# [Exercise description]
All records are to be retyped faithfully and completely.

# [Records]
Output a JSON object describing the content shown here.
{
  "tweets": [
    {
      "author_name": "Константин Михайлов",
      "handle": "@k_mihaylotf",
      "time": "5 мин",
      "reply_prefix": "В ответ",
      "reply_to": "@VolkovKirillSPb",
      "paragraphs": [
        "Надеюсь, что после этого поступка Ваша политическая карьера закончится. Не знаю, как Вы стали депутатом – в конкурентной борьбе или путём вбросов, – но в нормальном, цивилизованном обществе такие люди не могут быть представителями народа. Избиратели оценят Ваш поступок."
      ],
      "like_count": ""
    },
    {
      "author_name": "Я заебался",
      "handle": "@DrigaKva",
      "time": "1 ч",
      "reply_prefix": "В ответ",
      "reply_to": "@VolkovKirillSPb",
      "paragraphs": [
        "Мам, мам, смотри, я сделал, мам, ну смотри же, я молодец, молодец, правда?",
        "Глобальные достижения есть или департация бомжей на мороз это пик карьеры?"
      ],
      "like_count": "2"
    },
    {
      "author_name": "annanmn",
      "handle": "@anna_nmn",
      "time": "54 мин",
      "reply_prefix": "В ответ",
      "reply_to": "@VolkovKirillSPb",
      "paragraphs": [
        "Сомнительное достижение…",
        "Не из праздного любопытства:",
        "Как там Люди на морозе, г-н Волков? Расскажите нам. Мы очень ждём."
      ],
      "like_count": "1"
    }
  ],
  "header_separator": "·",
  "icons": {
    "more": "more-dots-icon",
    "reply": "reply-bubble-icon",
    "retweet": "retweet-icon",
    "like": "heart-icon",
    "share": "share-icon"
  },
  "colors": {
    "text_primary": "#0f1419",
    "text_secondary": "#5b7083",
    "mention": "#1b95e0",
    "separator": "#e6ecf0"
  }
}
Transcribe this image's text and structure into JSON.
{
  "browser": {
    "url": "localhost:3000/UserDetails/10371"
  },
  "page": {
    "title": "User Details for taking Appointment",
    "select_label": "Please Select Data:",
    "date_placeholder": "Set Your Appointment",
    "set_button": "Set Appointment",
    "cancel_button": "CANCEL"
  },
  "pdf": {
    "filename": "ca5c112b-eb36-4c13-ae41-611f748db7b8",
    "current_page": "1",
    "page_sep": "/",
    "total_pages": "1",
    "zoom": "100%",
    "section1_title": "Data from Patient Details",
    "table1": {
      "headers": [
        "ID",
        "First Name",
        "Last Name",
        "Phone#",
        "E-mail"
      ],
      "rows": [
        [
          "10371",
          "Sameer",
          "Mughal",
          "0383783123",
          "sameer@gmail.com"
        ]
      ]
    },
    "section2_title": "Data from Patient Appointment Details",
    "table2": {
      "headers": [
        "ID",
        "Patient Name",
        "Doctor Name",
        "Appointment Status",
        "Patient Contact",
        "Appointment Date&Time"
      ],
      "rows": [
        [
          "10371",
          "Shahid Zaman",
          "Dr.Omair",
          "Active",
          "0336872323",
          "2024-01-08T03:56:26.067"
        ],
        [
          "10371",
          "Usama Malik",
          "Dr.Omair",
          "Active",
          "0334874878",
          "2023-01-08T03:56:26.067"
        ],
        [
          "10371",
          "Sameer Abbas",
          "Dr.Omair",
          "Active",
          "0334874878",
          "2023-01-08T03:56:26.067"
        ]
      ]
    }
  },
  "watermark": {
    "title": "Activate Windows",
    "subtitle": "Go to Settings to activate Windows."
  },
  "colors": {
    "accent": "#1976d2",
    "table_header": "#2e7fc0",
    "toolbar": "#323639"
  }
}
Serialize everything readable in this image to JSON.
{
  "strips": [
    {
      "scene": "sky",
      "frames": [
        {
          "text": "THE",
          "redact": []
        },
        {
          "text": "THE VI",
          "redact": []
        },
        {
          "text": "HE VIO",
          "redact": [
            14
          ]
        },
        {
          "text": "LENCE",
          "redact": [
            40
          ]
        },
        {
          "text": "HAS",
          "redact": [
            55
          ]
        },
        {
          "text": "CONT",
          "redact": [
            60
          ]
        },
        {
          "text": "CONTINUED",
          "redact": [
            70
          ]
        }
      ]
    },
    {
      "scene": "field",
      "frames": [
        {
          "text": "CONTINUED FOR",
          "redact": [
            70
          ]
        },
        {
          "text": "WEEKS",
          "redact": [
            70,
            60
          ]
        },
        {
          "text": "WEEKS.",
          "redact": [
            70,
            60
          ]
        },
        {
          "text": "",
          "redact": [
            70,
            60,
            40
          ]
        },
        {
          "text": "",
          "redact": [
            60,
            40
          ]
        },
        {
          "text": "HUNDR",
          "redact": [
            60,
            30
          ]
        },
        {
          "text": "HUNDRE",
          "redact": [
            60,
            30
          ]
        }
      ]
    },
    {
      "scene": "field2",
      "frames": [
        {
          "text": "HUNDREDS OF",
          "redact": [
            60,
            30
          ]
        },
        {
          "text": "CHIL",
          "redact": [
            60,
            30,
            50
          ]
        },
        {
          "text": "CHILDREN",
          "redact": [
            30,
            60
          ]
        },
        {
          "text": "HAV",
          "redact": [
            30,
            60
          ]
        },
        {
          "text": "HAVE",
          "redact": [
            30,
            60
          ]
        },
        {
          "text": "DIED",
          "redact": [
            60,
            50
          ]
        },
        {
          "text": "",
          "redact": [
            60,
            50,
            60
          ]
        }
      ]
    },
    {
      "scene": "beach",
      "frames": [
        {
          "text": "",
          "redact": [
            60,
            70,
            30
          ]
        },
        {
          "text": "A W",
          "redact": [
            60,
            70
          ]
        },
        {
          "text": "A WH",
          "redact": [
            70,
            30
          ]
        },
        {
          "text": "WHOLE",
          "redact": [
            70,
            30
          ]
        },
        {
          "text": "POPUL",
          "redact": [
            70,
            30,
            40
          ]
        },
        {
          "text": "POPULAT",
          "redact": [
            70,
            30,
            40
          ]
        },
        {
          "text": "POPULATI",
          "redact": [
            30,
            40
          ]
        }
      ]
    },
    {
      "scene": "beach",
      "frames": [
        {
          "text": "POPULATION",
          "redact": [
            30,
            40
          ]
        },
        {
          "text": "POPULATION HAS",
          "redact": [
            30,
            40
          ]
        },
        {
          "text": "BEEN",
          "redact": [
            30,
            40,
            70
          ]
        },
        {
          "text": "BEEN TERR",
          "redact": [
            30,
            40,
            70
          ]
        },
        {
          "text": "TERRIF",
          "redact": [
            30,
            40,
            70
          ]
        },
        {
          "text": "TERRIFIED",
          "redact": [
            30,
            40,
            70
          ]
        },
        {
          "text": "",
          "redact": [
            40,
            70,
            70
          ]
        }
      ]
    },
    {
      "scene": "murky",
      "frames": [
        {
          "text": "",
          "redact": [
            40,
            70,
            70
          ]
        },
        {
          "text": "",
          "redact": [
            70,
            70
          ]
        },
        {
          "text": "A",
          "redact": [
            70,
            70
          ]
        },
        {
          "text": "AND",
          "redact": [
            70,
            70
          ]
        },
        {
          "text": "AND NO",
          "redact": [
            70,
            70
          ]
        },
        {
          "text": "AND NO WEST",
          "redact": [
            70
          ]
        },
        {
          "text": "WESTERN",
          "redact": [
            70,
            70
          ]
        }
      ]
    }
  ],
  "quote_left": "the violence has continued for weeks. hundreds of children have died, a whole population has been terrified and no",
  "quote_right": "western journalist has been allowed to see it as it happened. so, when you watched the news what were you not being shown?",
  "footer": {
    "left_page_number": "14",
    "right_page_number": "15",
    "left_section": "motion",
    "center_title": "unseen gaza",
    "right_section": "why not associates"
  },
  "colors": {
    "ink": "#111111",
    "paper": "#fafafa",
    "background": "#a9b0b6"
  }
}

# [Written solution]
Output a JSON object describing the content shown here.
{
  "tweets": [
    {
      "author_name": "Константин Михайлов",
      "handle": "@k_mihaylotf",
      "time": "5 мин",
      "reply_prefix": "В ответ",
      "reply_to": "@VolkovKirillSPb",
      "paragraphs": [
        "Надеюсь, что после этого поступка Ваша политическая карьера закончится. Не знаю, как Вы стали депутатом – в конкурентной борьбе или путём вбросов, – но в нормальном, цивилизованном обществе такие люди не могут быть представителями народа. Избиратели оценят Ваш поступок."
      ],
      "like_count": ""
    },
    {
      "author_name": "Я заебался",
      "handle": "@DrigaKva",
      "time": "1 ч",
      "reply_prefix": "В ответ",
      "reply_to": "@VolkovKirillSPb",
      "paragraphs": [
        "Мам, мам, смотри, я сделал, мам, ну смотри же, я молодец, молодец, правда?",
        "Глобальные достижения есть или департация бомжей на мороз это пик карьеры?"
      ],
      "like_count": "2"
    },
    {
      "author_name": "annanmn",
      "handle": "@anna_nmn",
      "time": "54 мин",
      "reply_prefix": "В ответ",
      "reply_to": "@VolkovKirillSPb",
      "paragraphs": [
        "Сомнительное достижение…",
        "Не из праздного любопытства:",
        "Как там Люди на морозе, г-н Волков? Расскажите нам. Мы очень ждём."
      ],
      "like_count": "1"
    }
  ],
  "header_separator": "·",
  "icons": {
    "more": "more-dots-icon",
    "reply": "reply-bubble-icon",
    "retweet": "retweet-icon",
    "like": "heart-icon",
    "share": "share-icon"
  },
  "colors": {
    "text_primary": "#0f1419",
    "text_secondary": "#5b7083",
    "mention": "#1b95e0",
    "separator": "#e6ecf0"
  }
}
Transcribe this image's text and structure into JSON.
{
  "browser": {
    "url": "localhost:3000/UserDetails/10371"
  },
  "page": {
    "title": "User Details for taking Appointment",
    "select_label": "Please Select Data:",
    "date_placeholder": "Set Your Appointment",
    "set_button": "Set Appointment",
    "cancel_button": "CANCEL"
  },
  "pdf": {
    "filename": "ca5c112b-eb36-4c13-ae41-611f748db7b8",
    "current_page": "1",
    "page_sep": "/",
    "total_pages": "1",
    "zoom": "100%",
    "section1_title": "Data from Patient Details",
    "table1": {
      "headers": [
        "ID",
        "First Name",
        "Last Name",
        "Phone#",
        "E-mail"
      ],
      "rows": [
        [
          "10371",
          "Sameer",
          "Mughal",
          "0383783123",
          "sameer@gmail.com"
        ]
      ]
    },
    "section2_title": "Data from Patient Appointment Details",
    "table2": {
      "headers": [
        "ID",
        "Patient Name",
        "Doctor Name",
        "Appointment Status",
        "Patient Contact",
        "Appointment Date&Time"
      ],
      "rows": [
        [
          "10371",
          "Shahid Zaman",
          "Dr.Omair",
          "Active",
          "0336872323",
          "2024-01-08T03:56:26.067"
        ],
        [
          "10371",
          "Usama Malik",
          "Dr.Omair",
          "Active",
          "0334874878",
          "2023-01-08T03:56:26.067"
        ],
        [
          "10371",
          "Sameer Abbas",
          "Dr.Omair",
          "Active",
          "0334874878",
          "2023-01-08T03:56:26.067"
        ]
      ]
    }
  },
  "watermark": {
    "title": "Activate Windows",
    "subtitle": "Go to Settings to activate Windows."
  },
  "colors": {
    "accent": "#1976d2",
    "table_header": "#2e7fc0",
    "toolbar": "#323639"
  }
}
Serialize everything readable in this image to JSON.
{
  "strips": [
    {
      "scene": "sky",
      "frames": [
        {
          "text": "THE",
          "redact": []
        },
        {
          "text": "THE VI",
          "redact": []
        },
        {
          "text": "HE VIO",
          "redact": [
            14
          ]
        },
        {
          "text": "LENCE",
          "redact": [
            40
          ]
        },
        {
          "text": "HAS",
          "redact": [
            55
          ]
        },
        {
          "text": "CONT",
          "redact": [
            60
          ]
        },
        {
          "text": "CONTINUED",
          "redact": [
            70
          ]
        }
      ]
    },
    {
      "scene": "field",
      "frames": [
        {
          "text": "CONTINUED FOR",
          "redact": [
            70
          ]
        },
        {
          "text": "WEEKS",
          "redact": [
            70,
            60
          ]
        },
        {
          "text": "WEEKS.",
          "redact": [
            70,
            60
          ]
        },
        {
          "text": "",
          "redact": [
            70,
            60,
            40
          ]
        },
        {
          "text": "",
          "redact": [
            60,
            40
          ]
        },
        {
          "text": "HUNDR",
          "redact": [
            60,
            30
          ]
        },
        {
          "text": "HUNDRE",
          "redact": [
            60,
            30
          ]
        }
      ]
    },
    {
      "scene": "field2",
      "frames": [
        {
          "text": "HUNDREDS OF",
          "redact": [
            60,
            30
          ]
        },
        {
          "text": "CHIL",
          "redact": [
            60,
            30,
            50
          ]
        },
        {
          "text": "CHILDREN",
          "redact": [
            30,
            60
          ]
        },
        {
          "text": "HAV",
          "redact": [
            30,
            60
          ]
        },
        {
          "text": "HAVE",
          "redact": [
            30,
            60
          ]
        },
        {
          "text": "DIED",
          "redact": [
            60,
            50
          ]
        },
        {
          "text": "",
          "redact": [
            60,
            50,
            60
          ]
        }
      ]
    },
    {
      "scene": "beach",
      "frames": [
        {
          "text": "",
          "redact": [
            60,
            70,
            30
          ]
        },
        {
          "text": "A W",
          "redact": [
            60,
            70
          ]
        },
        {
          "text": "A WH",
          "redact": [
            70,
            30
          ]
        },
        {
          "text": "WHOLE",
          "redact": [
            70,
            30
          ]
        },
        {
          "text": "POPUL",
          "redact": [
            70,
            30,
            40
          ]
        },
        {
          "text": "POPULAT",
          "redact": [
            70,
            30,
            40
          ]
        },
        {
          "text": "POPULATI",
          "redact": [
            30,
            40
          ]
        }
      ]
    },
    {
      "scene": "beach",
      "frames": [
        {
          "text": "POPULATION",
          "redact": [
            30,
            40
          ]
        },
        {
          "text": "POPULATION HAS",
          "redact": [
            30,
            40
          ]
        },
        {
          "text": "BEEN",
          "redact": [
            30,
            40,
            70
          ]
        },
        {
          "text": "BEEN TERR",
          "redact": [
            30,
            40,
            70
          ]
        },
        {
          "text": "TERRIF",
          "redact": [
            30,
            40,
            70
          ]
        },
        {
          "text": "TERRIFIED",
          "redact": [
            30,
            40,
            70
          ]
        },
        {
          "text": "",
          "redact": [
            40,
            70,
            70
          ]
        }
      ]
    },
    {
      "scene": "murky",
      "frames": [
        {
          "text": "",
          "redact": [
            40,
            70,
            70
          ]
        },
        {
          "text": "",
          "redact": [
            70,
            70
          ]
        },
        {
          "text": "A",
          "redact": [
            70,
            70
          ]
        },
        {
          "text": "AND",
          "redact": [
            70,
            70
          ]
        },
        {
          "text": "AND NO",
          "redact": [
            70,
            70
          ]
        },
        {
          "text": "AND NO WEST",
          "redact": [
            70
          ]
        },
        {
          "text": "WESTERN",
          "redact": [
            70,
            70
          ]
        }
      ]
    }
  ],
  "quote_left": "the violence has continued for weeks. hundreds of children have died, a whole population has been terrified and no",
  "quote_right": "western journalist has been allowed to see it as it happened. so, when you watched the news what were you not being shown?",
  "footer": {
    "left_page_number": "14",
    "right_page_number": "15",
    "left_section": "motion",
    "center_title": "unseen gaza",
    "right_section": "why not associates"
  },
  "colors": {
    "ink": "#111111",
    "paper": "#fafafa",
    "background": "#a9b0b6"
  }
}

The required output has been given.